▸ Task directions
Reproduce the listing exactly and skip over any pictures.
== Data excerpts ==
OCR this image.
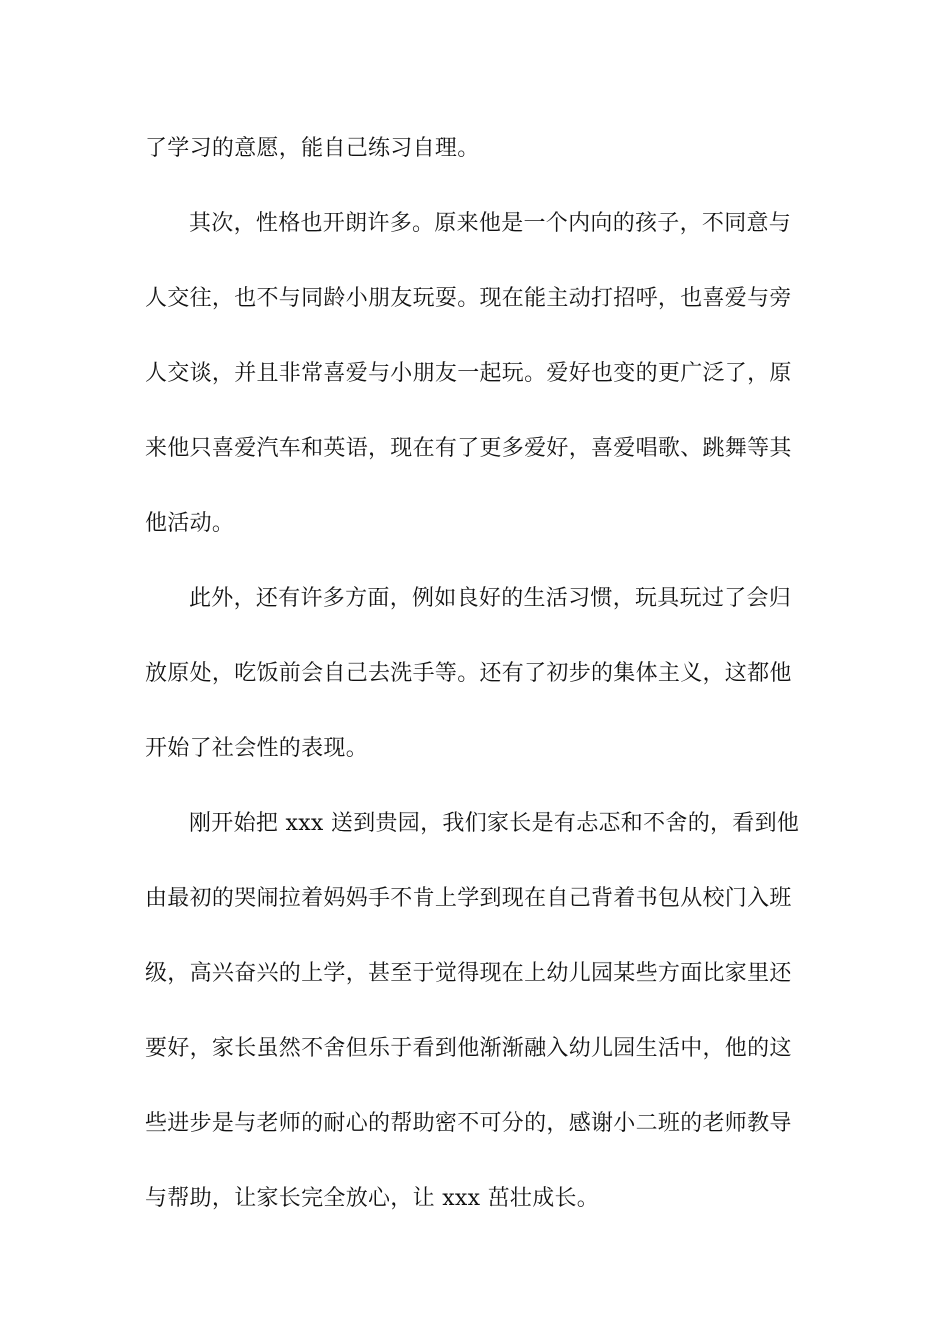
了学习的意愿，能自己练习自理。
其次，性格也开朗许多。原来他是一个内向的孩子，不同意与
人交往，也不与同龄小朋友玩耍。现在能主动打招呼，也喜爱与旁
人交谈，并且非常喜爱与小朋友一起玩。爱好也变的更广泛了，原
来他只喜爱汽车和英语，现在有了更多爱好，喜爱唱歌、跳舞等其
他活动。
此外，还有许多方面，例如良好的生活习惯，玩具玩过了会归
放原处，吃饭前会自己去洗手等。还有了初步的集体主义，这都他
开始了社会性的表现。
刚开始把 xxx 送到贵园，我们家长是有忐忑和不舍的，看到他
由最初的哭闹拉着妈妈手不肯上学到现在自己背着书包从校门入班
级，高兴奋兴的上学，甚至于觉得现在上幼儿园某些方面比家里还
要好，家长虽然不舍但乐于看到他渐渐融入幼儿园生活中，他的这
些进步是与老师的耐心的帮助密不可分的，感谢小二班的老师教导
与帮助，让家长完全放心，让 xxx 茁壮成长。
===
▸ Task result
OCR this image.
了学习的意愿，能自己练习自理。
其次，性格也开朗许多。原来他是一个内向的孩子，不同意与
人交往，也不与同龄小朋友玩耍。现在能主动打招呼，也喜爱与旁
人交谈，并且非常喜爱与小朋友一起玩。爱好也变的更广泛了，原
来他只喜爱汽车和英语，现在有了更多爱好，喜爱唱歌、跳舞等其
他活动。
此外，还有许多方面，例如良好的生活习惯，玩具玩过了会归
放原处，吃饭前会自己去洗手等。还有了初步的集体主义，这都他
开始了社会性的表现。
刚开始把 xxx 送到贵园，我们家长是有忐忑和不舍的，看到他
由最初的哭闹拉着妈妈手不肯上学到现在自己背着书包从校门入班
级，高兴奋兴的上学，甚至于觉得现在上幼儿园某些方面比家里还
要好，家长虽然不舍但乐于看到他渐渐融入幼儿园生活中，他的这
些进步是与老师的耐心的帮助密不可分的，感谢小二班的老师教导
与帮助，让家长完全放心，让 xxx 茁壮成长。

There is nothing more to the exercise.